##### GIVEN RECORDS #####

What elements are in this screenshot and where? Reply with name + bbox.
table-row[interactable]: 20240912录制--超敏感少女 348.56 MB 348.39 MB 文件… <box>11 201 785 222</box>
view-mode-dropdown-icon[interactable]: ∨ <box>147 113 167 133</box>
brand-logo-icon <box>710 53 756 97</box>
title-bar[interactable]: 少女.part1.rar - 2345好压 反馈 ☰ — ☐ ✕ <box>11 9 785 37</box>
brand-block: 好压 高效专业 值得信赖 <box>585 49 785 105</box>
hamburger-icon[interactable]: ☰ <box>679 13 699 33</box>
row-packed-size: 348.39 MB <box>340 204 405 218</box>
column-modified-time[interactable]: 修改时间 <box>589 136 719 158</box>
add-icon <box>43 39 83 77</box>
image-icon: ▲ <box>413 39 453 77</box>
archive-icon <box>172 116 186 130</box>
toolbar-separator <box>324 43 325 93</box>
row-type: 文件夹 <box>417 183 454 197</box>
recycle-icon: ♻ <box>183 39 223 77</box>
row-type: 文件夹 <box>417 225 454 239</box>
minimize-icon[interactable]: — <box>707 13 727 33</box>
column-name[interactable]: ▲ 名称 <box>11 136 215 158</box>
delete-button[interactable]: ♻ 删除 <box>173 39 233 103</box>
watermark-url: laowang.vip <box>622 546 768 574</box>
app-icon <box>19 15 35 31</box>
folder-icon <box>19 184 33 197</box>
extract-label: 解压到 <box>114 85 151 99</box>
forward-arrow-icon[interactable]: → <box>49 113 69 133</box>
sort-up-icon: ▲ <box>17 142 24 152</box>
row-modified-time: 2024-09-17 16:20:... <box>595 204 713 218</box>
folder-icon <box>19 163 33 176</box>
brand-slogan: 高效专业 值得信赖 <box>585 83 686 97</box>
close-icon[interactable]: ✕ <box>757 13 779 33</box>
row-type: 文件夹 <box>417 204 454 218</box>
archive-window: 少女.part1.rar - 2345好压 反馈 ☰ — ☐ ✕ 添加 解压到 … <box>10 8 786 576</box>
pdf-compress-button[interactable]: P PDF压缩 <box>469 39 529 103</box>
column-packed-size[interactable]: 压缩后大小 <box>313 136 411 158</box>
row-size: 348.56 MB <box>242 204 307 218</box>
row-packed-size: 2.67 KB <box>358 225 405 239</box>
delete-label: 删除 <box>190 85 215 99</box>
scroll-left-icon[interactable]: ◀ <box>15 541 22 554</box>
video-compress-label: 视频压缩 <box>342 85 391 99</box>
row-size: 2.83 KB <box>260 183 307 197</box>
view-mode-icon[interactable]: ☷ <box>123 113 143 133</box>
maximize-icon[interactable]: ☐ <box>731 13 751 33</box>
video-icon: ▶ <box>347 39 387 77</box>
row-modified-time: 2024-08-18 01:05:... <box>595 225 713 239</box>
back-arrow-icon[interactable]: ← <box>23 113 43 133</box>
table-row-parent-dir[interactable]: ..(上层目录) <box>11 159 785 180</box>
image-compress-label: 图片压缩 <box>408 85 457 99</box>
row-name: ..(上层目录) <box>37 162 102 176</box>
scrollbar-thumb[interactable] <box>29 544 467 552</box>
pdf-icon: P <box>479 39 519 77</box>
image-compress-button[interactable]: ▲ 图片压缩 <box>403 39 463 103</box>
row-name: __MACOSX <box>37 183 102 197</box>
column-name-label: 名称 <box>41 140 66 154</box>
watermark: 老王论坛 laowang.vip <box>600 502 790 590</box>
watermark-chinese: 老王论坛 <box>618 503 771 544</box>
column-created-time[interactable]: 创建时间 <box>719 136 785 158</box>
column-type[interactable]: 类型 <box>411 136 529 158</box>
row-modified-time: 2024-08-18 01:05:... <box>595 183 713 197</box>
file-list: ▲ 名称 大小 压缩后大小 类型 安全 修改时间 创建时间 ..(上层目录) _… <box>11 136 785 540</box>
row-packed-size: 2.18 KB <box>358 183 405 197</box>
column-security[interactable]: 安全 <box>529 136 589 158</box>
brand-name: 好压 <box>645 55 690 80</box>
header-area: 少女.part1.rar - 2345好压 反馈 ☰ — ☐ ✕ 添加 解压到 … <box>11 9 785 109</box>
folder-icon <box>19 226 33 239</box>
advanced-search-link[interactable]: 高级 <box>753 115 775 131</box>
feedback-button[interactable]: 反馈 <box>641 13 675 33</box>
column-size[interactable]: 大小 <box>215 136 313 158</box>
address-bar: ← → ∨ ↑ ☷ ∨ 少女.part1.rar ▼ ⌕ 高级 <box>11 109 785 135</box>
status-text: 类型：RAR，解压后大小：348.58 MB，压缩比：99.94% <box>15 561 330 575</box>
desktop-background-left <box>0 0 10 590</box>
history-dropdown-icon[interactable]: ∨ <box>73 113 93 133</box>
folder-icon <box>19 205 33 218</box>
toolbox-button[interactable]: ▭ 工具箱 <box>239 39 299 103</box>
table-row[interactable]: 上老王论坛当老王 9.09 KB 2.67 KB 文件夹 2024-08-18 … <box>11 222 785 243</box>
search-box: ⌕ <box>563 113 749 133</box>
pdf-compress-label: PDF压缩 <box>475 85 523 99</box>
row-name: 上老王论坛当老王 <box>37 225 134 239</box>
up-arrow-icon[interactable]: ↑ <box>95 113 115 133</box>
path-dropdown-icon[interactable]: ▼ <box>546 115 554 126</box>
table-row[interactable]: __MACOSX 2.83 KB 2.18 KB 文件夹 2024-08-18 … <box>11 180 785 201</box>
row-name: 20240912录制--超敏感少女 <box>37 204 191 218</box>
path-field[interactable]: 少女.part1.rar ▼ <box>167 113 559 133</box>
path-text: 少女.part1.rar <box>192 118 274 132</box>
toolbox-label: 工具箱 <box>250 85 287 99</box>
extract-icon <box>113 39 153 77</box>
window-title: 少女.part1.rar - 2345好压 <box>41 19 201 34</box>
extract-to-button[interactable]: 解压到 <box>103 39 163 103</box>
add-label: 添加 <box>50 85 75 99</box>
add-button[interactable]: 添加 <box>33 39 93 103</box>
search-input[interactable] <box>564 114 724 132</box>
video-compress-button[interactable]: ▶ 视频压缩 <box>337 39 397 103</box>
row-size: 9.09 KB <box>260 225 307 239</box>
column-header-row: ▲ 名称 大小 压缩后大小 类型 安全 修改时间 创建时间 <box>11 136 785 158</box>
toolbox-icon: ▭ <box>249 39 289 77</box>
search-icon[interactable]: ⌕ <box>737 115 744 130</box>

#####

[GOAL OF THE EXERCISE]:
Print every entry above again line for line, keeping each character unchanged.

[EXPECTED ANSWER]:
What elements are in this screenshot and where? Reply with name + bbox.
table-row[interactable]: 20240912录制--超敏感少女 348.56 MB 348.39 MB 文件… <box>11 201 785 222</box>
view-mode-dropdown-icon[interactable]: ∨ <box>147 113 167 133</box>
brand-logo-icon <box>710 53 756 97</box>
title-bar[interactable]: 少女.part1.rar - 2345好压 反馈 ☰ — ☐ ✕ <box>11 9 785 37</box>
brand-block: 好压 高效专业 值得信赖 <box>585 49 785 105</box>
hamburger-icon[interactable]: ☰ <box>679 13 699 33</box>
row-packed-size: 348.39 MB <box>340 204 405 218</box>
column-modified-time[interactable]: 修改时间 <box>589 136 719 158</box>
add-icon <box>43 39 83 77</box>
image-icon: ▲ <box>413 39 453 77</box>
archive-icon <box>172 116 186 130</box>
toolbar-separator <box>324 43 325 93</box>
row-type: 文件夹 <box>417 183 454 197</box>
recycle-icon: ♻ <box>183 39 223 77</box>
row-type: 文件夹 <box>417 225 454 239</box>
minimize-icon[interactable]: — <box>707 13 727 33</box>
column-name[interactable]: ▲ 名称 <box>11 136 215 158</box>
delete-button[interactable]: ♻ 删除 <box>173 39 233 103</box>
watermark-url: laowang.vip <box>622 546 768 574</box>
app-icon <box>19 15 35 31</box>
folder-icon <box>19 184 33 197</box>
extract-label: 解压到 <box>114 85 151 99</box>
forward-arrow-icon[interactable]: → <box>49 113 69 133</box>
sort-up-icon: ▲ <box>17 142 24 152</box>
row-modified-time: 2024-09-17 16:20:... <box>595 204 713 218</box>
folder-icon <box>19 163 33 176</box>
brand-slogan: 高效专业 值得信赖 <box>585 83 686 97</box>
close-icon[interactable]: ✕ <box>757 13 779 33</box>
row-type: 文件夹 <box>417 204 454 218</box>
archive-window: 少女.part1.rar - 2345好压 反馈 ☰ — ☐ ✕ 添加 解压到 … <box>10 8 786 576</box>
pdf-compress-button[interactable]: P PDF压缩 <box>469 39 529 103</box>
column-packed-size[interactable]: 压缩后大小 <box>313 136 411 158</box>
row-size: 348.56 MB <box>242 204 307 218</box>
row-packed-size: 2.67 KB <box>358 225 405 239</box>
delete-label: 删除 <box>190 85 215 99</box>
scroll-left-icon[interactable]: ◀ <box>15 541 22 554</box>
video-compress-label: 视频压缩 <box>342 85 391 99</box>
row-size: 2.83 KB <box>260 183 307 197</box>
view-mode-icon[interactable]: ☷ <box>123 113 143 133</box>
maximize-icon[interactable]: ☐ <box>731 13 751 33</box>
video-icon: ▶ <box>347 39 387 77</box>
row-modified-time: 2024-08-18 01:05:... <box>595 225 713 239</box>
back-arrow-icon[interactable]: ← <box>23 113 43 133</box>
table-row-parent-dir[interactable]: ..(上层目录) <box>11 159 785 180</box>
image-compress-label: 图片压缩 <box>408 85 457 99</box>
row-name: ..(上层目录) <box>37 162 102 176</box>
scrollbar-thumb[interactable] <box>29 544 467 552</box>
pdf-icon: P <box>479 39 519 77</box>
image-compress-button[interactable]: ▲ 图片压缩 <box>403 39 463 103</box>
row-name: __MACOSX <box>37 183 102 197</box>
column-name-label: 名称 <box>41 140 66 154</box>
watermark: 老王论坛 laowang.vip <box>600 502 790 590</box>
watermark-chinese: 老王论坛 <box>618 503 771 544</box>
column-created-time[interactable]: 创建时间 <box>719 136 785 158</box>
column-type[interactable]: 类型 <box>411 136 529 158</box>
row-modified-time: 2024-08-18 01:05:... <box>595 183 713 197</box>
file-list: ▲ 名称 大小 压缩后大小 类型 安全 修改时间 创建时间 ..(上层目录) _… <box>11 136 785 540</box>
row-packed-size: 2.18 KB <box>358 183 405 197</box>
column-security[interactable]: 安全 <box>529 136 589 158</box>
brand-name: 好压 <box>645 55 690 80</box>
header-area: 少女.part1.rar - 2345好压 反馈 ☰ — ☐ ✕ 添加 解压到 … <box>11 9 785 109</box>
folder-icon <box>19 226 33 239</box>
advanced-search-link[interactable]: 高级 <box>753 115 775 131</box>
feedback-button[interactable]: 反馈 <box>641 13 675 33</box>
column-size[interactable]: 大小 <box>215 136 313 158</box>
address-bar: ← → ∨ ↑ ☷ ∨ 少女.part1.rar ▼ ⌕ 高级 <box>11 109 785 135</box>
status-text: 类型：RAR，解压后大小：348.58 MB，压缩比：99.94% <box>15 561 330 575</box>
desktop-background-left <box>0 0 10 590</box>
history-dropdown-icon[interactable]: ∨ <box>73 113 93 133</box>
folder-icon <box>19 205 33 218</box>
toolbox-button[interactable]: ▭ 工具箱 <box>239 39 299 103</box>
table-row[interactable]: 上老王论坛当老王 9.09 KB 2.67 KB 文件夹 2024-08-18 … <box>11 222 785 243</box>
search-box: ⌕ <box>563 113 749 133</box>
pdf-compress-label: PDF压缩 <box>475 85 523 99</box>
row-name: 上老王论坛当老王 <box>37 225 134 239</box>
up-arrow-icon[interactable]: ↑ <box>95 113 115 133</box>
path-dropdown-icon[interactable]: ▼ <box>546 115 554 126</box>
table-row[interactable]: __MACOSX 2.83 KB 2.18 KB 文件夹 2024-08-18 … <box>11 180 785 201</box>
row-name: 20240912录制--超敏感少女 <box>37 204 191 218</box>
path-field[interactable]: 少女.part1.rar ▼ <box>167 113 559 133</box>
path-text: 少女.part1.rar <box>192 118 274 132</box>
toolbox-label: 工具箱 <box>250 85 287 99</box>
extract-icon <box>113 39 153 77</box>
window-title: 少女.part1.rar - 2345好压 <box>41 19 201 34</box>
extract-to-button[interactable]: 解压到 <box>103 39 163 103</box>
add-label: 添加 <box>50 85 75 99</box>
add-button[interactable]: 添加 <box>33 39 93 103</box>
search-input[interactable] <box>564 114 724 132</box>
video-compress-button[interactable]: ▶ 视频压缩 <box>337 39 397 103</box>
row-size: 9.09 KB <box>260 225 307 239</box>
column-header-row: ▲ 名称 大小 压缩后大小 类型 安全 修改时间 创建时间 <box>11 136 785 158</box>
toolbox-icon: ▭ <box>249 39 289 77</box>
search-icon[interactable]: ⌕ <box>737 115 744 130</box>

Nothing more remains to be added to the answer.